* **AIM OF THE TASK**: Pick out all lines in the listing holding the string "Категории" and copy them.

• • • • • • •

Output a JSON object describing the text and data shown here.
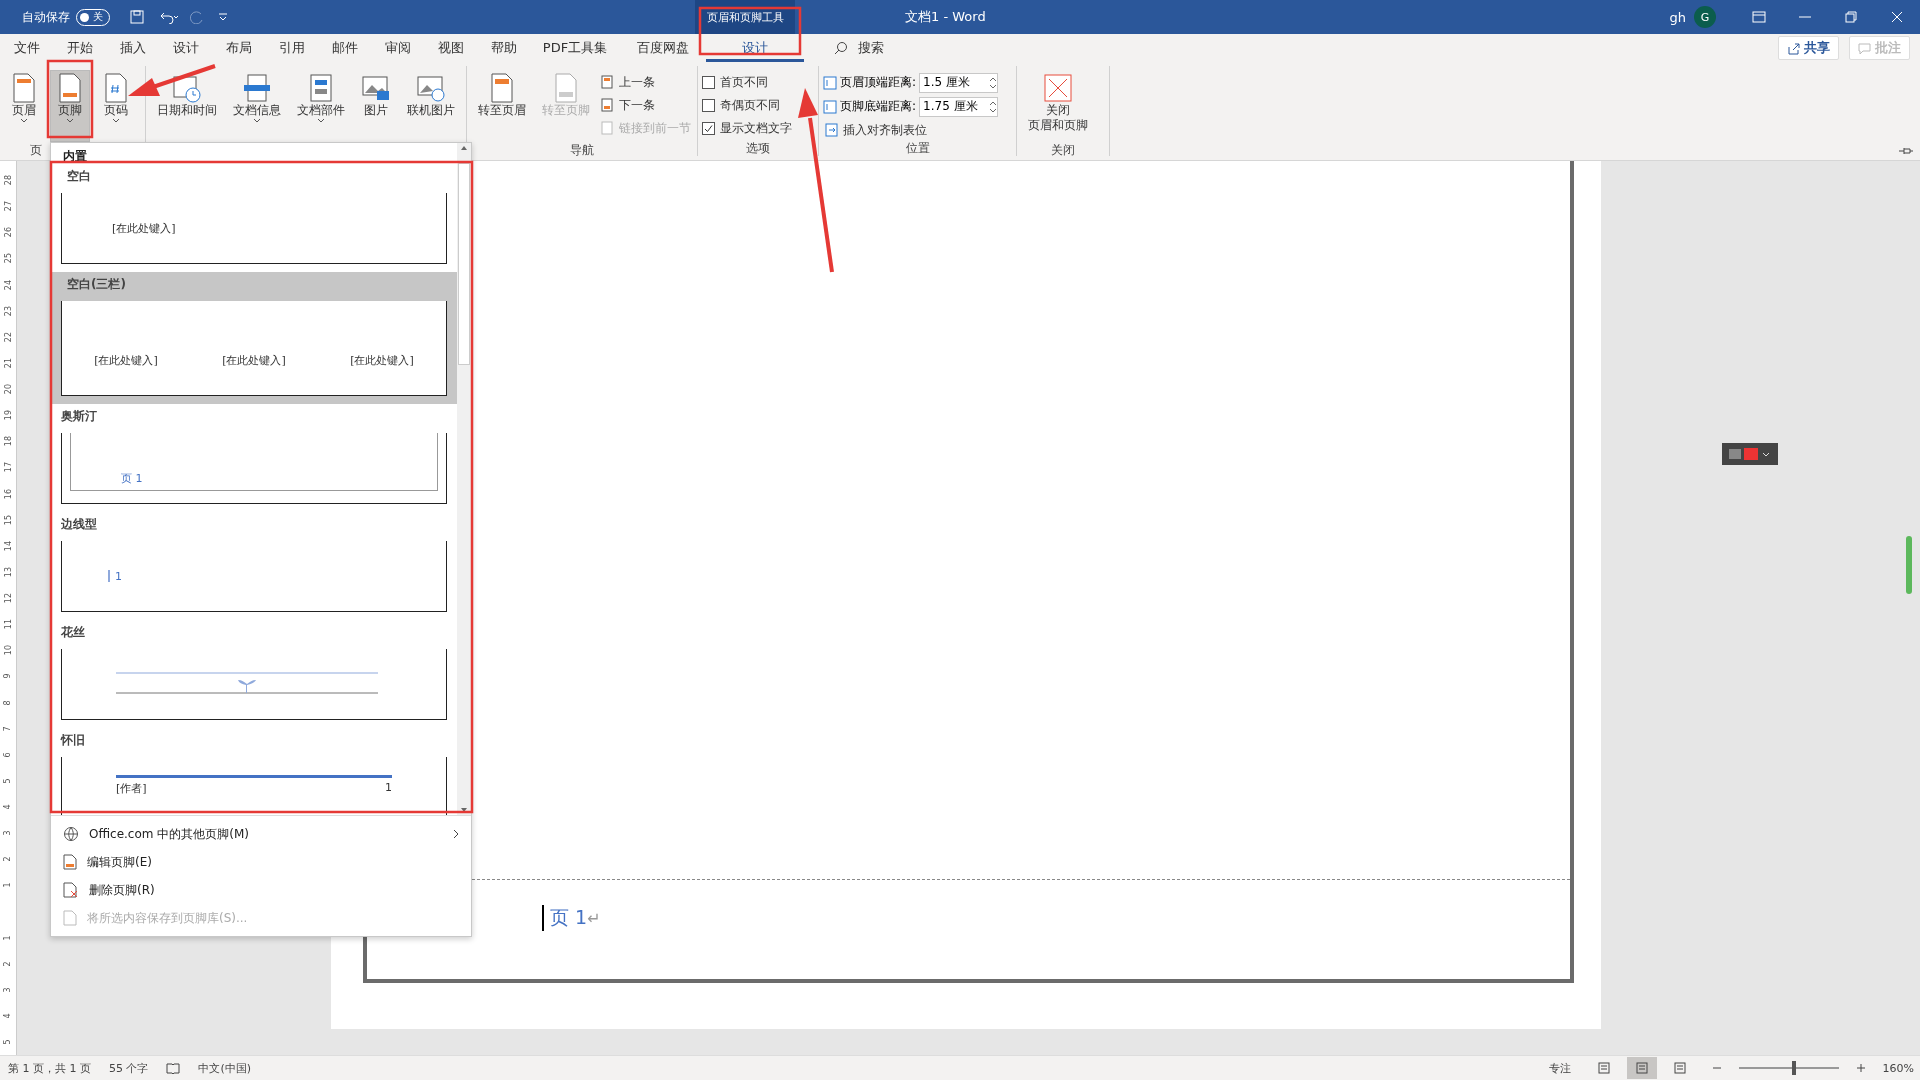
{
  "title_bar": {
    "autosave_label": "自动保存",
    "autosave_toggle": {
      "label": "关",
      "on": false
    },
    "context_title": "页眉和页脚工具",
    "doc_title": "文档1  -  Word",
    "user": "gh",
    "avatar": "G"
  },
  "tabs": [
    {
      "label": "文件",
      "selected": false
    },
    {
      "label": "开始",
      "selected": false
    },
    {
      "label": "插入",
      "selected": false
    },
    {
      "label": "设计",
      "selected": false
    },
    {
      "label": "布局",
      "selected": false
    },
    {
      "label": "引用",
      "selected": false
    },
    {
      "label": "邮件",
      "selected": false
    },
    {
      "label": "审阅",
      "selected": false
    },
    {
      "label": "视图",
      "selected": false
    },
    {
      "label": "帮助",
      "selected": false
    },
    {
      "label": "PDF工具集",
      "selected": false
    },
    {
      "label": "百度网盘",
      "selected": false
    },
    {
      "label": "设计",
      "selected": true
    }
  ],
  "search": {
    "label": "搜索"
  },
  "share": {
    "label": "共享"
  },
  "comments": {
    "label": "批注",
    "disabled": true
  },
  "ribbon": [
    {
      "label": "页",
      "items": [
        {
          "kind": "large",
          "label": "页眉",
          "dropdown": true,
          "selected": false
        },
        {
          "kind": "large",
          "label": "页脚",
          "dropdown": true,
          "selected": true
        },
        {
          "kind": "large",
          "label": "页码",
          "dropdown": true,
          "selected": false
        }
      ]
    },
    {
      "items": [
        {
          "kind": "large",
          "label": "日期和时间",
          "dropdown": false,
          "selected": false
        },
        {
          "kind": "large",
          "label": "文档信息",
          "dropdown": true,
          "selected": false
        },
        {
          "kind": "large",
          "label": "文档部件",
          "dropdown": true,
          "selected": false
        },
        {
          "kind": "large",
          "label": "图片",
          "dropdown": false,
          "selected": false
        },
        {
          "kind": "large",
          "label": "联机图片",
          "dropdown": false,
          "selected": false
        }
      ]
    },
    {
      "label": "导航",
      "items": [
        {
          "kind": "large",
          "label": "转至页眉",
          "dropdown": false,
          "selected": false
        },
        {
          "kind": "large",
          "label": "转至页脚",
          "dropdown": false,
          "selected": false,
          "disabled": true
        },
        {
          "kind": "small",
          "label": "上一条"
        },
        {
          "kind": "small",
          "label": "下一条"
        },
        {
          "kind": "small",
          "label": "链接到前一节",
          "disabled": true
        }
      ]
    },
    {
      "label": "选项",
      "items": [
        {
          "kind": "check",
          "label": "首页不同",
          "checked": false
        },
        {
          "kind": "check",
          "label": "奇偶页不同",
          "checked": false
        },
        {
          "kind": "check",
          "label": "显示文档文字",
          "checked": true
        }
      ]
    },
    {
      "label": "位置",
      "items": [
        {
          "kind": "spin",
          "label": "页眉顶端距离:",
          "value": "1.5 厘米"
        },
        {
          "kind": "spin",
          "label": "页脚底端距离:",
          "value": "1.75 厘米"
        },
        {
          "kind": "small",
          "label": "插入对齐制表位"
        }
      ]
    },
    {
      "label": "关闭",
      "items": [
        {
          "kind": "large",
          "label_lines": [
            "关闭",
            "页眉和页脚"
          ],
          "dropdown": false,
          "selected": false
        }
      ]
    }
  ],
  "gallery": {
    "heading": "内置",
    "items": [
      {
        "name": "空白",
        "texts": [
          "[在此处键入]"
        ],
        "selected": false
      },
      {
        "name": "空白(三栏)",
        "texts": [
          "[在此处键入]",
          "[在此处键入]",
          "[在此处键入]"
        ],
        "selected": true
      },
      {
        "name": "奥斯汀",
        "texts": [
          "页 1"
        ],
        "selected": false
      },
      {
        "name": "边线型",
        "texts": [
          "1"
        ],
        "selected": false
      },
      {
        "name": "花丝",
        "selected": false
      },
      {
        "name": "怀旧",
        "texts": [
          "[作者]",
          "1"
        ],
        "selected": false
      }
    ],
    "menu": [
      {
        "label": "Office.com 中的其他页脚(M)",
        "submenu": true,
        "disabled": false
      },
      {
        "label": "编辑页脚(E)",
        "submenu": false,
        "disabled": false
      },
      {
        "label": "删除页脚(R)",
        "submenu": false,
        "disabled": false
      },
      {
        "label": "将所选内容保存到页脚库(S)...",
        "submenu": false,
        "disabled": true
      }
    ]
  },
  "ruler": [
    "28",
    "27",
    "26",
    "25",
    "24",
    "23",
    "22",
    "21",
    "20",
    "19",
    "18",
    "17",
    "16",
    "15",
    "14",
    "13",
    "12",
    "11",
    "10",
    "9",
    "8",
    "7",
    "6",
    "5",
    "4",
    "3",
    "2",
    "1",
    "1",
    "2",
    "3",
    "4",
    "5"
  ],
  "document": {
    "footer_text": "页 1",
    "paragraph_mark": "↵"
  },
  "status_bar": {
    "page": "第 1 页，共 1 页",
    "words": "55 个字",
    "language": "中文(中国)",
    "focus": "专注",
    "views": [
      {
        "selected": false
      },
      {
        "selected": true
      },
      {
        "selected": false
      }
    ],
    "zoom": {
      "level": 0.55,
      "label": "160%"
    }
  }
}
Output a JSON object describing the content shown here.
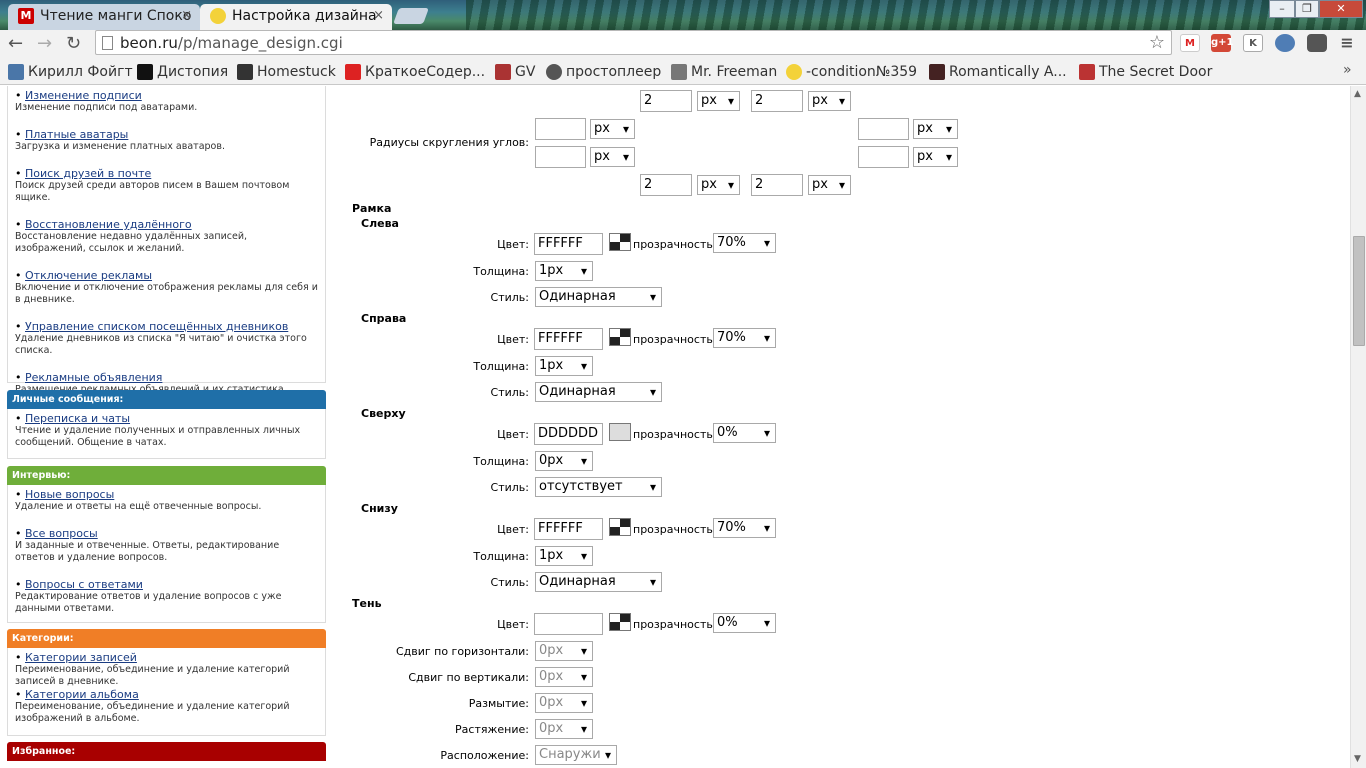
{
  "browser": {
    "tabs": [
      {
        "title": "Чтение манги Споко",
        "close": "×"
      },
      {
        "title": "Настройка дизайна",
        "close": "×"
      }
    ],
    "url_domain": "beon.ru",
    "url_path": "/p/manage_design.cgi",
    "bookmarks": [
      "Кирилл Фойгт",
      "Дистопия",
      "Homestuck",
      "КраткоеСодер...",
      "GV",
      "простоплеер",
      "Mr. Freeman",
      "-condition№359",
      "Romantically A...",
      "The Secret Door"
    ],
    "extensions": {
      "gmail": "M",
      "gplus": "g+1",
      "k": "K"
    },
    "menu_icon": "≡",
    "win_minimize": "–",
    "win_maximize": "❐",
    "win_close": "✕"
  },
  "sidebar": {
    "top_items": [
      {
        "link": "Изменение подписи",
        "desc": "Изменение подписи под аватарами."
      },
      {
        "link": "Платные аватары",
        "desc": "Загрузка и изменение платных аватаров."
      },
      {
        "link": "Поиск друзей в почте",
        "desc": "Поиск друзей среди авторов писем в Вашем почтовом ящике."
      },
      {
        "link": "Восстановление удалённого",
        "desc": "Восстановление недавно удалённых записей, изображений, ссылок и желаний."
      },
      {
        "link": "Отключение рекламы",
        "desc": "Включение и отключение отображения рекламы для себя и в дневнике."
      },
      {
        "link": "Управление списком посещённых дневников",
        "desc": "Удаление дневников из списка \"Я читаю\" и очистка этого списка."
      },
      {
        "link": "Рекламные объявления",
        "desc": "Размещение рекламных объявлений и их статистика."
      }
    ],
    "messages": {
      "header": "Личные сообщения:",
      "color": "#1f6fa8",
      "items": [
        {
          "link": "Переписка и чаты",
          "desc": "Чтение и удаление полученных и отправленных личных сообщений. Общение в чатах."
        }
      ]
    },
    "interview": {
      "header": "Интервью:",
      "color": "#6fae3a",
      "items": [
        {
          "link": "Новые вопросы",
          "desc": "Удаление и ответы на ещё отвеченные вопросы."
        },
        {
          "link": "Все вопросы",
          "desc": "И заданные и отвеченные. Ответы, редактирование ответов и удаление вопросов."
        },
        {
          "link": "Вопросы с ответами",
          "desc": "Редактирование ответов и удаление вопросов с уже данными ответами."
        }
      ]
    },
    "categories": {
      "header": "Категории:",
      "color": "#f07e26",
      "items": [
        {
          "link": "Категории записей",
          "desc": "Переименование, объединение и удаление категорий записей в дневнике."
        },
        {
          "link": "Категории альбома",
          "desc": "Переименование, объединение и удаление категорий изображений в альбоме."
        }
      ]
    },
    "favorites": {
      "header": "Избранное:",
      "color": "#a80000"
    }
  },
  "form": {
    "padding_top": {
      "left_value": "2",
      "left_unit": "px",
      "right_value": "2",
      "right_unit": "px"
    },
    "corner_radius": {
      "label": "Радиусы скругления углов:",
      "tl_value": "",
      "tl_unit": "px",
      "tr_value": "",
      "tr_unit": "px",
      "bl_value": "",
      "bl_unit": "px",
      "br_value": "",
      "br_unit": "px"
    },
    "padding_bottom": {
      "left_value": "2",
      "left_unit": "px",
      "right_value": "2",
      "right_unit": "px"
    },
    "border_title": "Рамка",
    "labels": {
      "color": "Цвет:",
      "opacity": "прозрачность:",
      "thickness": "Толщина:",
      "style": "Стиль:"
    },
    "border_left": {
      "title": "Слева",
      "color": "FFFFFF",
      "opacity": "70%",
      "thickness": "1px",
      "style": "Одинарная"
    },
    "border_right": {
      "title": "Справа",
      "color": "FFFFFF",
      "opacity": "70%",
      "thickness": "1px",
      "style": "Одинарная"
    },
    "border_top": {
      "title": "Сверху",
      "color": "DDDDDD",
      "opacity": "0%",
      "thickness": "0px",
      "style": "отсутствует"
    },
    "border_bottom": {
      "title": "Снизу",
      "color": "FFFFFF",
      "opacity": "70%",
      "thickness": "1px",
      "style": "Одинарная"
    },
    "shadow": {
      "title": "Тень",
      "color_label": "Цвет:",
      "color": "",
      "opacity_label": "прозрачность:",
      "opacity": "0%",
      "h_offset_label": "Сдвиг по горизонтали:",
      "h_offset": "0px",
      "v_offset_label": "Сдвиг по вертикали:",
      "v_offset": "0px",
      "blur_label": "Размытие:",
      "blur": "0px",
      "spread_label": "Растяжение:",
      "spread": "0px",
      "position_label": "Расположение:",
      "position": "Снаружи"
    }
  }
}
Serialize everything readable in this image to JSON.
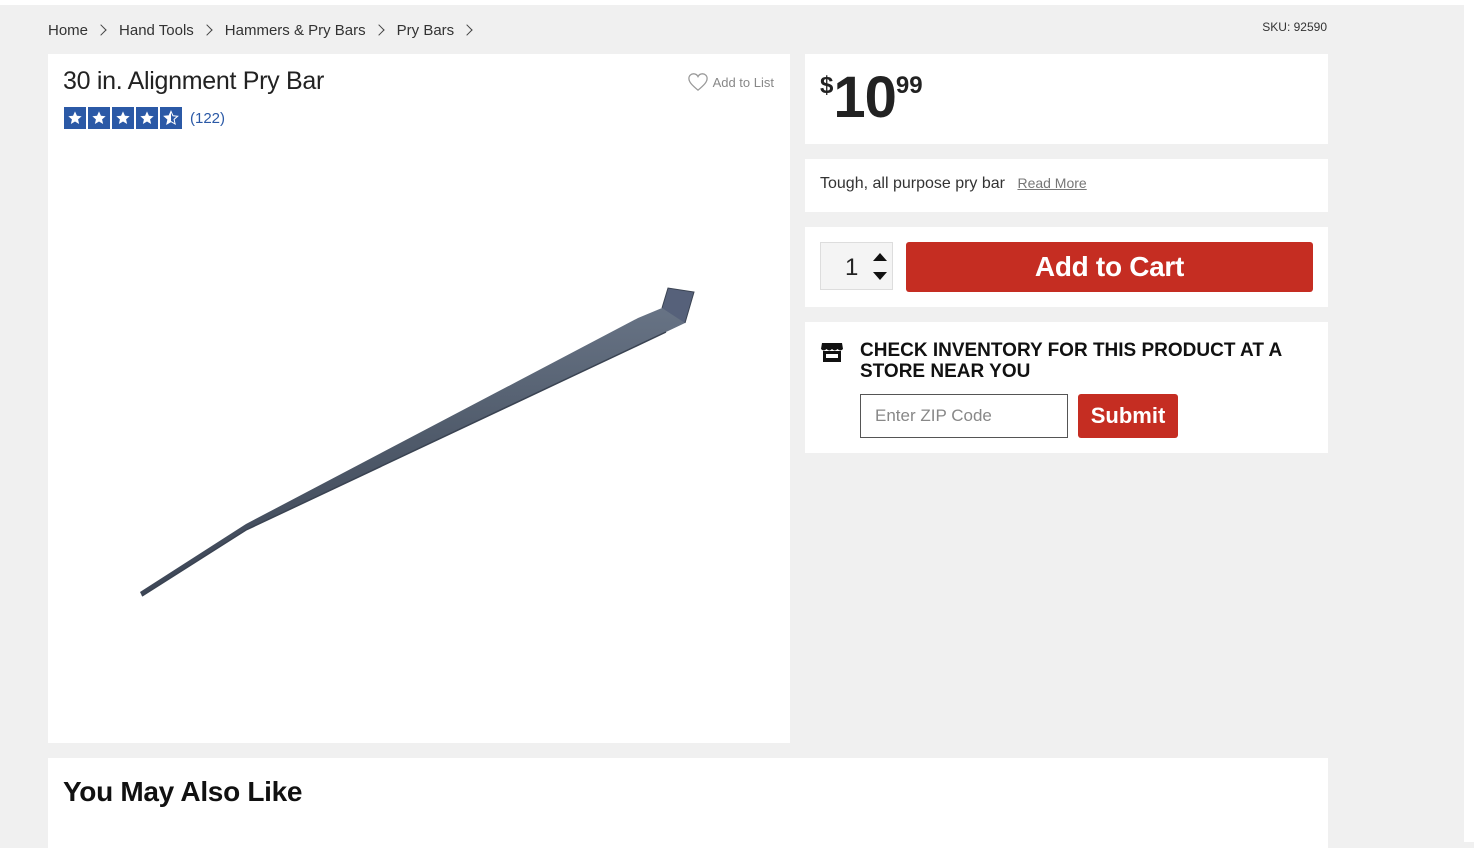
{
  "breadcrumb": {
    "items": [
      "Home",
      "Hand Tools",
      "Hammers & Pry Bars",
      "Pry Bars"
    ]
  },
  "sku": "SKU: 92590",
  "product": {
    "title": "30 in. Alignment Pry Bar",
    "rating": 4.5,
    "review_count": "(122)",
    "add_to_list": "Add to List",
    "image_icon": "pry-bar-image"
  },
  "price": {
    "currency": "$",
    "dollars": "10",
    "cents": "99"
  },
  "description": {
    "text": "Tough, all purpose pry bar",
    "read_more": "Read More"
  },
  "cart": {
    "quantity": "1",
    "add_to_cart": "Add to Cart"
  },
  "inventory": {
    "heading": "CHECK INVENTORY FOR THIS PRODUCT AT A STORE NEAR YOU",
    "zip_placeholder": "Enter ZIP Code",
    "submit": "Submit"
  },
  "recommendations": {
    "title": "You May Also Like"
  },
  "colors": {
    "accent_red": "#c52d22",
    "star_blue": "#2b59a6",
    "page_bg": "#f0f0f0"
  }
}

• • • • • • •

* **CORRECT RESULT**:
      "header": "Категории:",
          "link": "Категории записей",
          "link": "Категории альбома",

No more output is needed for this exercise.